TASK LIST →
a: In the figure captions below, which three tissue types does Fig. 3 compare?
b: Summarize the figure captions below in two sentences.
c: List every keyword given at the top of the figure captions below.

Start of GIVEN PASSAGE

Keywords: DESI-MSI; ambient mass spectrometry; cancer studies; carcinoma; mass spectrometry imaging.

Fig. 1. Schematic illustration of typical MSI workflow. MS, mass spectrometric; MSI, mass spectrometry imaging.

Fig. 2. Schematic illustration of DESI source. DESI, desorption electrospray ionization; MS, mass spectrometric.

Fig. 3. Representative DESI-MS ion images of normal kidney, RO, and RCC tissues. To better visualize the differences among the three tissue types for the six ions selected, the scale bars used are in unit of absolute intensity and were amplified by a factor of 4 (0–500 absolute intensity) for m/z 391.260, m/z 656.574, and m/z 835.530 of all the samples. (Reproduced with permission from Zhang et al., Cancer Research PMC.) Cer, ceramide; CL, cardiolipin; DESI, desorption electrospray ionization; H&E, hematoxylin and eosin; MG, monoradylglycerolipids; MS, mass spectrometric; PI, glycerophosphoinositol; PS, glycerophosphoserine; RCC, renal cell carcinoma; RO, renal oncocytoma.

Fig. 4. Distinct nerve metabolic profiles in oral cavity tissues by DESI-MSI. (A) Histology surrounding tissue defects of needle electrode sampling for REIMS analysis surrounded by nerve features delineated in yellow on one resected specimen. (B) Segmentation analysis discriminating nervous tissue from the rest of the imaged areas based on DESI-MS profiles. (C) Principal component analysis score plot of DESI-MS profiles (55 nerves, 54 muscles, and 53 tumors) from tissue provided by six patients on the mass range m/z 600−1000 (PC1, which explains 80.3% of the variance of the data; PC2, 7.8%). (Reproduced with permission from Vaysse et al., ACS.) DESI, desorption electrospray ionization; MS, mass spectrometric; MSI, mass spectrometry imaging; PC1, principal component 1; PC2, principal component 2; REIMS, rapid evaporative ionization mass spectrometry.

End of GIVEN PASSAGE
Start of DATA RECORDS

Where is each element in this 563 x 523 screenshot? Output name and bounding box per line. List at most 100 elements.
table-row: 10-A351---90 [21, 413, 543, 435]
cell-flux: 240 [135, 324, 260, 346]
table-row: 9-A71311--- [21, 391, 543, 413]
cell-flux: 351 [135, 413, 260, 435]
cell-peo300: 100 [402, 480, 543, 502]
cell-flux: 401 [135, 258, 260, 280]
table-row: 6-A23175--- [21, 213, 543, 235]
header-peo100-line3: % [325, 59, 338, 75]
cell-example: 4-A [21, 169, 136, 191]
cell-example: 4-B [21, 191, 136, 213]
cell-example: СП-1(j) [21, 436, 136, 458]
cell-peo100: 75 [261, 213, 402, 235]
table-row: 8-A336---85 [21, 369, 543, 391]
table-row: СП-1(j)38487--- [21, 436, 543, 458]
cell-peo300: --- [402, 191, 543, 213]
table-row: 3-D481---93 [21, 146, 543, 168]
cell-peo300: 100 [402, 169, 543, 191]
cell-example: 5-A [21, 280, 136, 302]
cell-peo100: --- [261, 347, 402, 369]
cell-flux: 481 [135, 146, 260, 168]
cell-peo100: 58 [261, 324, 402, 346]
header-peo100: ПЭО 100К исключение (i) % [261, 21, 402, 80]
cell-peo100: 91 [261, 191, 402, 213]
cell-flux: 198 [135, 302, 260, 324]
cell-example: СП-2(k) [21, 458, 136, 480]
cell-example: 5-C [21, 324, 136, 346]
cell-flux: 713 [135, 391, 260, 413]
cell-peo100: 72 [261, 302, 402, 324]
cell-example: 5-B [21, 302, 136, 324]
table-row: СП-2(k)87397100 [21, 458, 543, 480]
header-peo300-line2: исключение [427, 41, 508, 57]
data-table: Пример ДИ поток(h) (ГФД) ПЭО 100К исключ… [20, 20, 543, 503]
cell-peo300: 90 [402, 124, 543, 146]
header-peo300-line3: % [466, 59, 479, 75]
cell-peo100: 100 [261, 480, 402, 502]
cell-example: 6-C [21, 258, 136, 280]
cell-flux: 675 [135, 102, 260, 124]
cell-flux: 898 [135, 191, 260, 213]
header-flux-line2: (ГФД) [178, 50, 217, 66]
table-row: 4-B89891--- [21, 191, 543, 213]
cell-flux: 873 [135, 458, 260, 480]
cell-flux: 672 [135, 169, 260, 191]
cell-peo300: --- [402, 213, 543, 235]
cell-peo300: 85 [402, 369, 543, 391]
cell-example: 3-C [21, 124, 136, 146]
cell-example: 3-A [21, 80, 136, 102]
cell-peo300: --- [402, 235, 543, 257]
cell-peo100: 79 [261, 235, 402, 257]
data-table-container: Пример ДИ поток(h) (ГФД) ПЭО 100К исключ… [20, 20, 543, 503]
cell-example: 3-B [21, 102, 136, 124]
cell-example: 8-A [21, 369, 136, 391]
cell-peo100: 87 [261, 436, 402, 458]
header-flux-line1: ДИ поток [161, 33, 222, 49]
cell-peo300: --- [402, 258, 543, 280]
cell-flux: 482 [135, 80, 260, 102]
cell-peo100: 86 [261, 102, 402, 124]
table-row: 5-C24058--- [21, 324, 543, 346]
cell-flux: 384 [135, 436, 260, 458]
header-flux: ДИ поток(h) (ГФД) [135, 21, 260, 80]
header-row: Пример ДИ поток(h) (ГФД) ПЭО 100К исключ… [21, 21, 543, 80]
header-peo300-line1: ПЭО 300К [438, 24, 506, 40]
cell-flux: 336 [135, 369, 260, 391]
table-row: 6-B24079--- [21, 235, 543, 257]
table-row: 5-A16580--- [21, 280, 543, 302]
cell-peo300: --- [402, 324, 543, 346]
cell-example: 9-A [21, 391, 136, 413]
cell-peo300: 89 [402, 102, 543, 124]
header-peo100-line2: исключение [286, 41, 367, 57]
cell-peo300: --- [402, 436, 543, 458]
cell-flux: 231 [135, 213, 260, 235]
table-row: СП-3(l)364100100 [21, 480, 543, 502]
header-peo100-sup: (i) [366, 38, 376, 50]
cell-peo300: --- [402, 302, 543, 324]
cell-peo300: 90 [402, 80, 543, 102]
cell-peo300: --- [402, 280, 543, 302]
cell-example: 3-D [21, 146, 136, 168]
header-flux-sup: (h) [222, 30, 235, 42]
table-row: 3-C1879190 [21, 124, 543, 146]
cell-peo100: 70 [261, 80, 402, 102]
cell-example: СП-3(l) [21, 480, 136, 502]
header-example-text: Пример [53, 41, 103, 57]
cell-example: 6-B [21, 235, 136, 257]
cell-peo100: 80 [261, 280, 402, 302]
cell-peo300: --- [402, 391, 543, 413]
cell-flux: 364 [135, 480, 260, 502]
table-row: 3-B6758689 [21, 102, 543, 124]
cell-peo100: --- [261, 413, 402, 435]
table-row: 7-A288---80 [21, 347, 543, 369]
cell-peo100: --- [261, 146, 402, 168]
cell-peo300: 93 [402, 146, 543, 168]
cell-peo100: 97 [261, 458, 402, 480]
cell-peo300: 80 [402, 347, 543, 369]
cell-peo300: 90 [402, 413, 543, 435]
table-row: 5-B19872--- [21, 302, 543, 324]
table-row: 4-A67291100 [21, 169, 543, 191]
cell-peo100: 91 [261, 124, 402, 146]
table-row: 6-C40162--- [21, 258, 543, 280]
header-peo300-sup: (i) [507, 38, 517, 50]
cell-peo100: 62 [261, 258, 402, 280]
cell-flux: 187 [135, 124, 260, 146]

End of DATA RECORDS

ANSWERS TO THE EXERCISE →
a: Normal kidney, renal oncocytoma (RO), and renal cell carcinoma (RCC) tissues.

b: The captions describe schematic illustrations of a typical mass spectrometry imaging workflow and of a desorption electrospray ionization (DESI) source, along with DESI-MS ion images of normal kidney, renal oncocytoma, and renal cell carcinoma tissues. They also describe distinct nerve metabolic profiles in oral cavity tissues shown by DESI-MSI, including a segmentation analysis that separates nervous tissue from the rest of the imaged areas and a principal component analysis of profiles from 55 nerves, 54 muscles, and 53 tumors from six patients.

c:
- DESI-MSI
- ambient mass spectrometry
- cancer studies
- carcinoma
- mass spectrometry imaging